▶ **Document segment**
^^^^^^^^

First Test Match

Two wonderful things happened this afternoon, while I was watching the rugby. The first is that Ian Bell was out for 4. The second is that the West Indies reduced England, at one point, to 26-7, after a fantastic spell from Jerome Taylor, whose figures are 9-5-11-5, and have just dismissed them for 51, to win by an innings and 23 runs.

The first thing is wonderful, as it really ought to mean that the selectors call time on Ian Bell’s Test career. Since hitting 199 against South Africa, Bell has had a dozen Test innings, with scores of 31, 4, 50, 20, 24, 4, 17, 7, 1, 24*, 28 and now 4, for an average over the period of about 19.5. He’s always been vulnerable to the charge that he gets cheap runs — although his overall Test average is 40.59,  his average against the three strongest sides in world cricket (Australia, India and South Africa) is only 28.66, and (my favourite factoid), although he’s hit eight centuries, he’s never reached 100 in an innings when someone else hasn’t reached 100 first. So another Bell failure is a good thing, as it would just be embarrassing to have Bell batting in the Ashes this summer.

The second thing is wonderful, insofar as it’s not good for cricket to have an enfeebled West Indian side. They’ve been too poor for too long, and it’s high time series involving the West Indies became competitive again. It’s also a good thing that their fine performance has been based on several individual contributions, batting and bowling, but without anything special from Chanderpaul, who has been their most reliable player over the last couple of years. That bodes well for the future.

The trouble, of course, is that the second thing might counteract the first. If England had batted well, and only Bell had failed badly, it’d be obvious to drop him. But England’s batting was so bad, to the extent that Bell, with his scores of 28 and 4, was in fact the fourth-highest scorer in both innings. And given that the selectors have given Bell far too many chances in the past, this collective batting disaster might give the selectors yet another excuse to keep him in the side. Bugger.

7 thoughts on “First Test Match”

^^^^^^^^

Layout element entries:

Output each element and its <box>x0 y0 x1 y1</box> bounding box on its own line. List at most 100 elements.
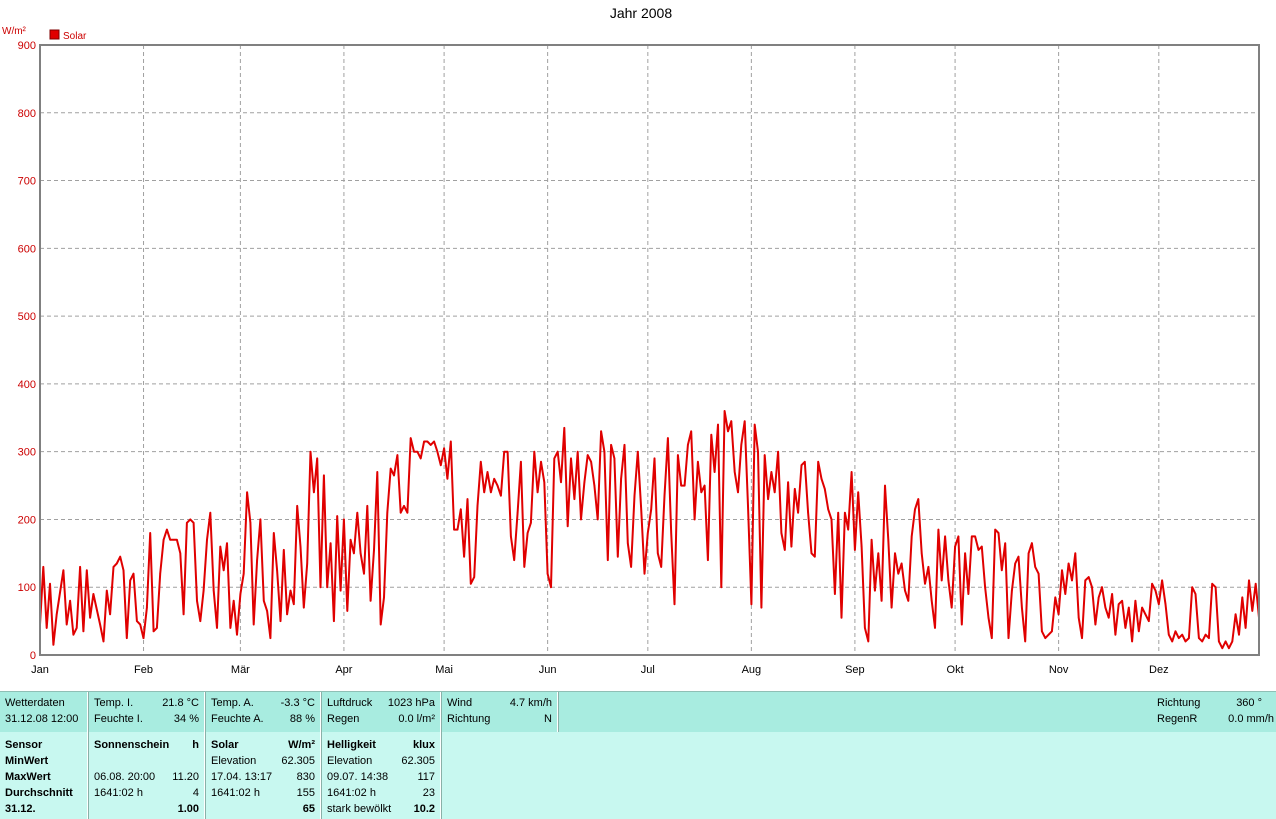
data-point <box>607 559 609 561</box>
data-point <box>209 511 212 514</box>
regenr-value: 0.0 mm/h <box>1228 713 1274 725</box>
data-point <box>660 566 662 568</box>
data-point <box>924 583 926 585</box>
data-point <box>72 633 75 636</box>
data-point <box>416 450 419 453</box>
data-point <box>837 511 839 514</box>
data-point <box>152 630 155 633</box>
data-point <box>239 593 242 595</box>
data-point <box>773 491 776 494</box>
data-point <box>900 562 903 565</box>
data-point <box>804 461 806 463</box>
data-point <box>1004 542 1006 544</box>
cell-wetterdaten: Wetterdaten 31.12.08 12:00 <box>0 692 87 732</box>
data-point <box>1077 616 1080 619</box>
data-point <box>1101 586 1103 588</box>
data-point <box>617 555 619 558</box>
data-point <box>1081 637 1083 639</box>
data-point <box>630 566 632 568</box>
solar-day-value: 65 <box>302 803 315 815</box>
data-point <box>409 437 412 439</box>
stats-sensor: Sensor MinWert MaxWert Durchschnitt 31.1… <box>0 732 87 819</box>
feuchte-i-label: Feuchte I. <box>94 713 143 725</box>
data-point <box>1231 640 1234 643</box>
y-tick-label: 800 <box>18 108 36 120</box>
solar-unit: W/m² <box>288 739 315 751</box>
solar-avg-value: 155 <box>296 787 315 799</box>
data-point <box>790 545 793 548</box>
wind-value: 4.7 km/h <box>509 697 552 709</box>
solar-elev-value: 62.305 <box>281 755 315 767</box>
data-point <box>1214 586 1217 588</box>
helligkeit-day-label: stark bewölkt <box>327 803 392 815</box>
feuchte-a-value: 88 % <box>289 713 315 725</box>
data-point <box>887 539 890 541</box>
data-point <box>343 518 345 521</box>
data-point <box>824 488 826 490</box>
data-point <box>480 461 482 463</box>
data-point <box>172 539 175 541</box>
temp-a-label: Temp. A. <box>211 697 254 709</box>
data-point <box>1037 572 1040 575</box>
data-point <box>740 444 743 446</box>
x-tick-label: Dez <box>1149 664 1169 676</box>
y-axis-unit: W/m² <box>2 26 27 37</box>
data-point <box>219 545 222 548</box>
data-point <box>1044 637 1047 639</box>
data-point <box>496 484 499 487</box>
data-point <box>386 511 389 514</box>
data-point <box>1104 606 1107 609</box>
data-point <box>142 637 145 639</box>
data-point <box>984 586 986 588</box>
data-point <box>202 589 205 592</box>
data-point <box>109 613 111 616</box>
y-tick-label: 700 <box>18 176 36 188</box>
data-point <box>279 620 282 622</box>
x-axis: Jan Feb Mär Apr Mai Jun Jul Aug Sep Okt Nov Dez <box>31 664 1168 676</box>
data-point <box>717 423 719 426</box>
data-point <box>1254 583 1257 585</box>
data-point <box>1138 630 1140 633</box>
data-point <box>182 613 185 616</box>
helligkeit-avg-label: 1641:02 h <box>327 787 376 799</box>
data-point <box>373 549 375 551</box>
data-point <box>406 511 409 514</box>
data-point <box>433 440 435 443</box>
wetterdaten-label: Wetterdaten <box>5 697 65 709</box>
x-tick-label: Mär <box>231 664 250 676</box>
data-point <box>583 481 586 484</box>
y-tick-label: 0 <box>30 650 36 662</box>
helligkeit-elev-value: 62.305 <box>401 755 435 767</box>
data-point <box>770 471 773 473</box>
stats-sonnenschein: Sonnenschein h 06.08. 20:00 11.20 1641:02 … <box>89 732 204 819</box>
richtung-label: Richtung <box>447 713 491 725</box>
data-point <box>446 478 449 480</box>
data-point <box>156 627 158 629</box>
data-point <box>1151 583 1153 585</box>
data-point <box>476 505 479 507</box>
data-point <box>129 579 131 582</box>
data-point <box>994 528 996 531</box>
data-point <box>196 600 198 602</box>
data-point <box>1154 589 1157 592</box>
data-point <box>860 545 863 548</box>
data-point <box>543 481 546 484</box>
data-point <box>1234 613 1237 616</box>
data-point <box>86 569 88 572</box>
data-point <box>79 566 81 568</box>
data-point <box>252 623 255 626</box>
data-point <box>1174 630 1177 633</box>
data-point <box>176 539 178 541</box>
feuchte-a-label: Feuchte A. <box>211 713 264 725</box>
data-point <box>1034 566 1036 568</box>
data-point <box>92 593 95 595</box>
data-point <box>693 518 696 521</box>
temp-a-value: -3.3 °C <box>280 697 315 709</box>
data-point <box>293 603 295 605</box>
y-tick-label: 300 <box>18 447 36 459</box>
wind-label: Wind <box>447 697 473 709</box>
data-point <box>620 478 622 480</box>
data-point <box>1021 606 1023 609</box>
data-point <box>366 505 369 507</box>
data-point <box>623 444 626 446</box>
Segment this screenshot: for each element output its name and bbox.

^^^^^^^^

▶ **Exercise requirements**
- 1) Please state whether each statement agrees with the cricket post, answering yes or no and quoting the deciding words: (a) Jerome Taylor's bowling figures were 9-5-11-5. (b) Ian Bell has reached 100 in a Test innings before any teammate did. (c) Chanderpaul made a special contribution to the West Indies' win.
- 2) Reproduce the passage of the cricket post that begins at the words "The second thing is" and stops after "for the future.".
The listing is separate material and has no connection to the cricket post.

▶ **Solved tasks**
- 1)
(a) Yes: "whose figures are 9-5-11-5"
(b) No: "he’s never reached 100 in an innings when someone else hasn’t reached 100 first"
(c) No: "without anything special from Chanderpaul"

- 2)
The second thing is wonderful, insofar as it’s not good for cricket to have an enfeebled West Indian side. They’ve been too poor for too long, and it’s high time series involving the West Indies became competitive again. It’s also a good thing that their fine performance has been based on several individual contributions, batting and bowling, but without anything special from Chanderpaul, who has been their most reliable player over the last couple of years. That bodes well for the future.